START
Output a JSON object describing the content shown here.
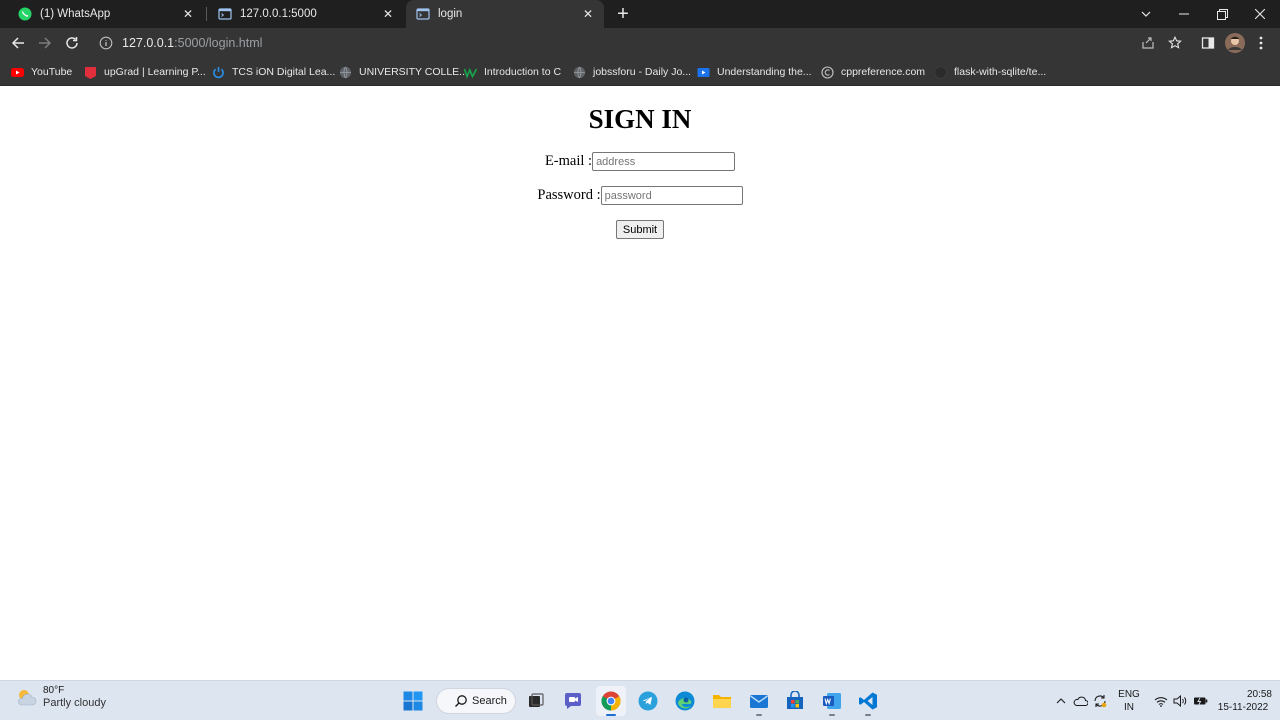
{
  "browser": {
    "tabs": [
      {
        "title": "(1) WhatsApp",
        "icon": "whatsapp-icon",
        "active": false
      },
      {
        "title": "127.0.0.1:5000",
        "icon": "terminal-icon",
        "active": false
      },
      {
        "title": "login",
        "icon": "terminal-icon",
        "active": true
      }
    ],
    "url_host": "127.0.0.1",
    "url_path": ":5000/login.html",
    "bookmarks": [
      {
        "label": "YouTube",
        "icon": "youtube-icon"
      },
      {
        "label": "upGrad | Learning P...",
        "icon": "upgrad-icon"
      },
      {
        "label": "TCS iON Digital Lea...",
        "icon": "power-icon"
      },
      {
        "label": "UNIVERSITY COLLE...",
        "icon": "globe-icon"
      },
      {
        "label": "Introduction to C",
        "icon": "w-icon"
      },
      {
        "label": "jobssforu - Daily Jo...",
        "icon": "globe-icon"
      },
      {
        "label": "Understanding the...",
        "icon": "video-icon"
      },
      {
        "label": "cppreference.com",
        "icon": "cppreference-icon"
      },
      {
        "label": "flask-with-sqlite/te...",
        "icon": "github-icon"
      }
    ]
  },
  "page": {
    "title": "SIGN IN",
    "email_label": "E-mail :",
    "email_placeholder": "address",
    "password_label": "Password :",
    "password_placeholder": "password",
    "submit_label": "Submit"
  },
  "taskbar": {
    "weather_temp": "80°F",
    "weather_desc": "Partly cloudy",
    "search_label": "Search",
    "lang_line1": "ENG",
    "lang_line2": "IN",
    "time": "20:58",
    "date": "15-11-2022"
  }
}
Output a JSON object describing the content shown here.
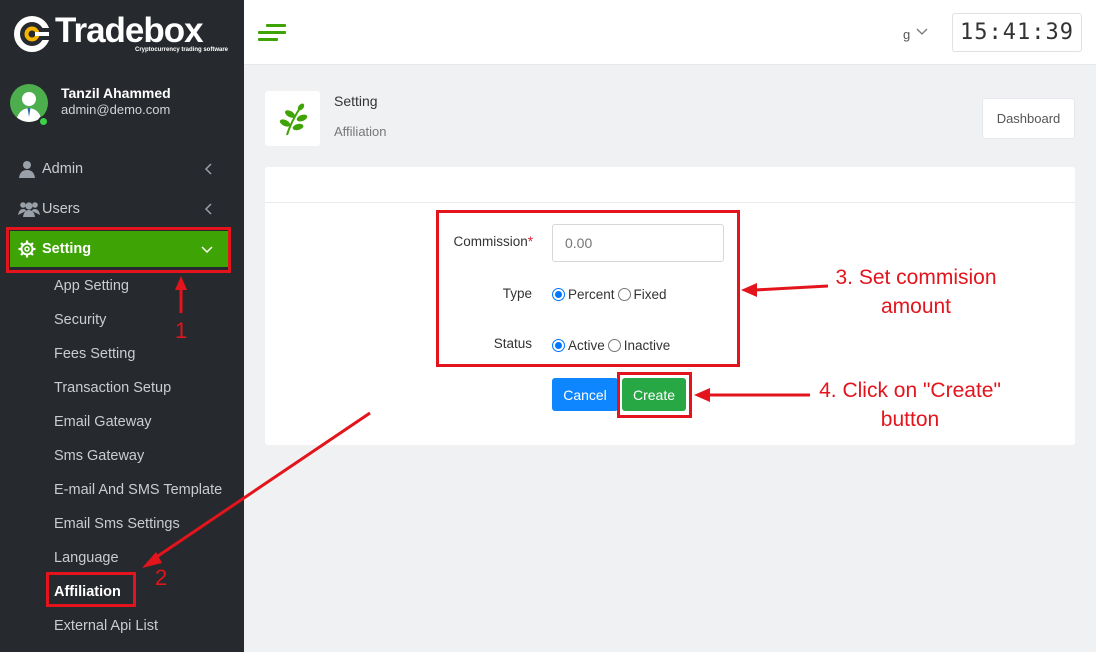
{
  "brand": {
    "part1": "Trade",
    "part2": "box",
    "tagline": "Cryptocurrency trading software"
  },
  "user": {
    "name": "Tanzil Ahammed",
    "email": "admin@demo.com"
  },
  "nav": {
    "admin": "Admin",
    "users": "Users",
    "setting": "Setting",
    "sub": [
      "App Setting",
      "Security",
      "Fees Setting",
      "Transaction Setup",
      "Email Gateway",
      "Sms Gateway",
      "E-mail And SMS Template",
      "Email Sms Settings",
      "Language",
      "Affiliation",
      "External Api List"
    ]
  },
  "topbar": {
    "lang": "g",
    "clock": "15:41:39"
  },
  "page": {
    "title": "Setting",
    "subtitle": "Affiliation",
    "dashboard_button": "Dashboard"
  },
  "form": {
    "commission_label": "Commission",
    "required_mark": "*",
    "commission_placeholder": "0.00",
    "type_label": "Type",
    "type_options": [
      "Percent",
      "Fixed"
    ],
    "type_selected": "Percent",
    "status_label": "Status",
    "status_options": [
      "Active",
      "Inactive"
    ],
    "status_selected": "Active",
    "cancel_label": "Cancel",
    "create_label": "Create"
  },
  "annotations": {
    "step1": "1",
    "step2": "2",
    "step3_line1": "3. Set commision",
    "step3_line2": "amount",
    "step4_line1": "4. Click on \"Create\"",
    "step4_line2": "button"
  },
  "colors": {
    "sidebar": "#26292d",
    "accent_green": "#3ea304",
    "annotation_red": "#e3141c",
    "primary_blue": "#0d86ff",
    "success_green": "#28a745"
  }
}
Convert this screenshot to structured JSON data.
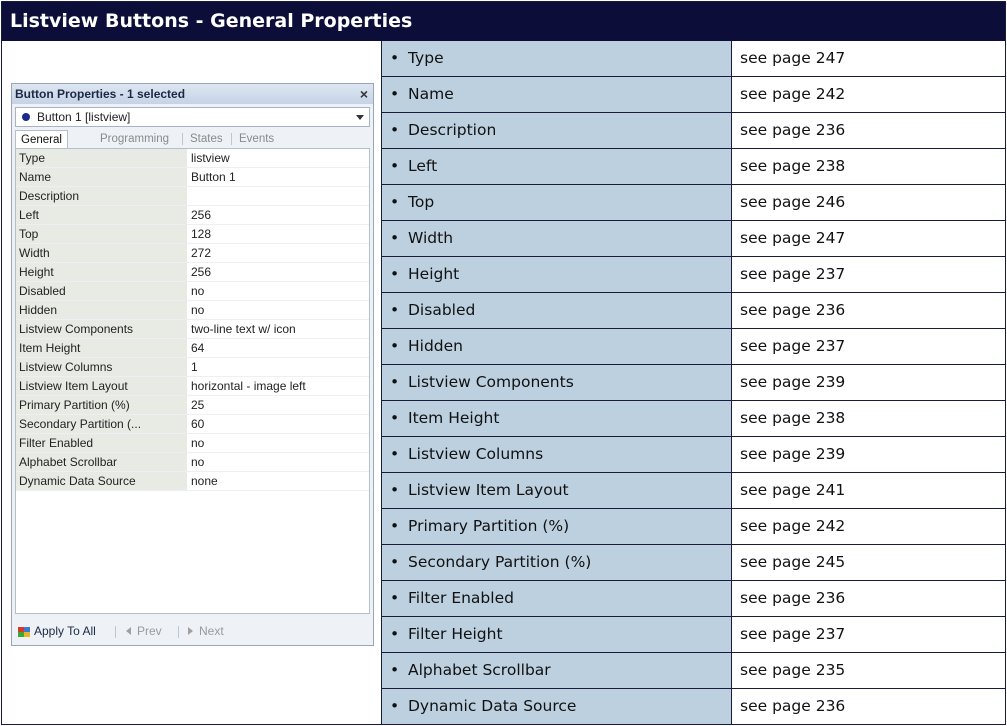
{
  "title": "Listview Buttons - General Properties",
  "properties_panel": {
    "header": "Button Properties - 1 selected",
    "close_glyph": "×",
    "selector_value": "Button 1  [listview]",
    "tabs": [
      "General",
      "Programming",
      "States",
      "Events"
    ],
    "active_tab": "General",
    "rows": [
      {
        "name": "Type",
        "value": "listview"
      },
      {
        "name": "Name",
        "value": "Button 1"
      },
      {
        "name": "Description",
        "value": ""
      },
      {
        "name": "Left",
        "value": "256"
      },
      {
        "name": "Top",
        "value": "128"
      },
      {
        "name": "Width",
        "value": "272"
      },
      {
        "name": "Height",
        "value": "256"
      },
      {
        "name": "Disabled",
        "value": "no"
      },
      {
        "name": "Hidden",
        "value": "no"
      },
      {
        "name": "Listview Components",
        "value": "two-line text w/ icon"
      },
      {
        "name": "Item Height",
        "value": "64"
      },
      {
        "name": "Listview Columns",
        "value": "1"
      },
      {
        "name": "Listview Item Layout",
        "value": "horizontal - image left"
      },
      {
        "name": "Primary Partition (%)",
        "value": "25"
      },
      {
        "name": "Secondary Partition (...",
        "value": "60"
      },
      {
        "name": "Filter Enabled",
        "value": "no"
      },
      {
        "name": "Alphabet Scrollbar",
        "value": "no"
      },
      {
        "name": "Dynamic Data Source",
        "value": "none"
      }
    ],
    "footer": {
      "apply_label": "Apply To All",
      "prev_label": "Prev",
      "next_label": "Next"
    }
  },
  "reference_rows": [
    {
      "property": "Type",
      "page": "see page 247"
    },
    {
      "property": "Name",
      "page": "see page 242"
    },
    {
      "property": "Description",
      "page": "see page 236"
    },
    {
      "property": "Left",
      "page": "see page 238"
    },
    {
      "property": "Top",
      "page": "see page 246"
    },
    {
      "property": "Width",
      "page": "see page 247"
    },
    {
      "property": "Height",
      "page": "see page 237"
    },
    {
      "property": "Disabled",
      "page": "see page 236"
    },
    {
      "property": "Hidden",
      "page": "see page 237"
    },
    {
      "property": "Listview Components",
      "page": "see page 239"
    },
    {
      "property": "Item Height",
      "page": "see page 238"
    },
    {
      "property": "Listview Columns",
      "page": "see page 239"
    },
    {
      "property": "Listview Item Layout",
      "page": "see page 241"
    },
    {
      "property": "Primary Partition (%)",
      "page": "see page 242"
    },
    {
      "property": "Secondary Partition (%)",
      "page": "see page 245"
    },
    {
      "property": "Filter Enabled",
      "page": "see page 236"
    },
    {
      "property": "Filter Height",
      "page": "see page 237"
    },
    {
      "property": "Alphabet Scrollbar",
      "page": "see page 235"
    },
    {
      "property": "Dynamic Data Source",
      "page": "see page 236"
    }
  ],
  "bullet": "•",
  "colors": {
    "title_bar": "#0d0d3a",
    "property_cell": "#bcd0e0",
    "grid_name_cell": "#e8ebe4"
  }
}
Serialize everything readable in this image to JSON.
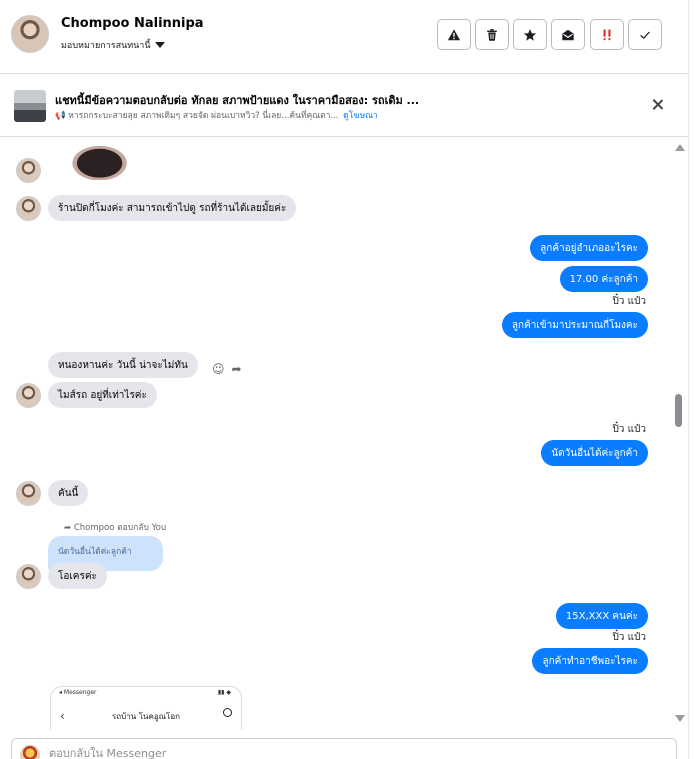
{
  "header": {
    "contact_name": "Chompoo Nalinnipa",
    "assign_label": "มอบหมายการสนทนานี้",
    "toolbar": {
      "spam_icon": "alert-triangle-icon",
      "delete_icon": "trash-icon",
      "star_icon": "star-icon",
      "unread_icon": "envelope-open-icon",
      "followup_icon": "double-exclamation-icon",
      "done_icon": "check-icon"
    }
  },
  "ad_banner": {
    "title": "แชทนี้มีข้อความตอบกลับต่อ ทักลย สภาพป้ายแดง ในราคามือสอง: รถเดิม ...",
    "subtitle": "📢 หารถกระบะสายลุย สภาพเดิมๆ สวยจัด ผ่อนเบาหวิว? นี่เลย...ค้นที่คุณตา...",
    "link": "ดูโฆษณา"
  },
  "messages": {
    "in_1": "ร้านปิดกี่โมงค่ะ สามารถเข้าไปดู รถที่ร้านได้เลยมั้ยค่ะ",
    "out_1": "ลูกค้าอยู่อำเภออะไรคะ",
    "out_2": "17.00 ค่ะลูกค้า",
    "seen_1": "ปิ๋ว แป๋ว",
    "out_3": "ลูกค้าเข้ามาประมาณกี่โมงคะ",
    "in_2": "หนองหานค่ะ วันนี้ น่าจะไม่ทัน",
    "in_3": "ไมส์รถ อยู่ที่เท่าไรค่ะ",
    "seen_2": "ปิ๋ว แป๋ว",
    "out_4": "นัดวันอื่นได้ค่ะลูกค้า",
    "in_4": "คันนี้",
    "reply_meta": "Chompoo ตอบกลับ You",
    "quoted": "นัดวันอื่นได้ค่ะลูกค้า",
    "in_5": "โอเครค่ะ",
    "out_5": "15X,XXX คนค่ะ",
    "seen_3": "ปิ๋ว แป๋ว",
    "out_6": "ลูกค้าทำอาชีพอะไรคะ",
    "shot_status": "◂ Messenger",
    "shot_title": "รถบ้าน โนคอูณโอก"
  },
  "composer": {
    "placeholder": "ตอบกลับใน Messenger"
  },
  "colors": {
    "accent": "#0a7cff",
    "incoming_bubble": "#e4e6eb",
    "quoted_bubble": "#cfe2fc"
  }
}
END
> Short exercise:
Copy every line in the listing above where the string "Filter" turns up.

> Solution for this task:
        "name": "Filter Enabled",
      "property": "Filter Enabled",
      "property": "Filter Height",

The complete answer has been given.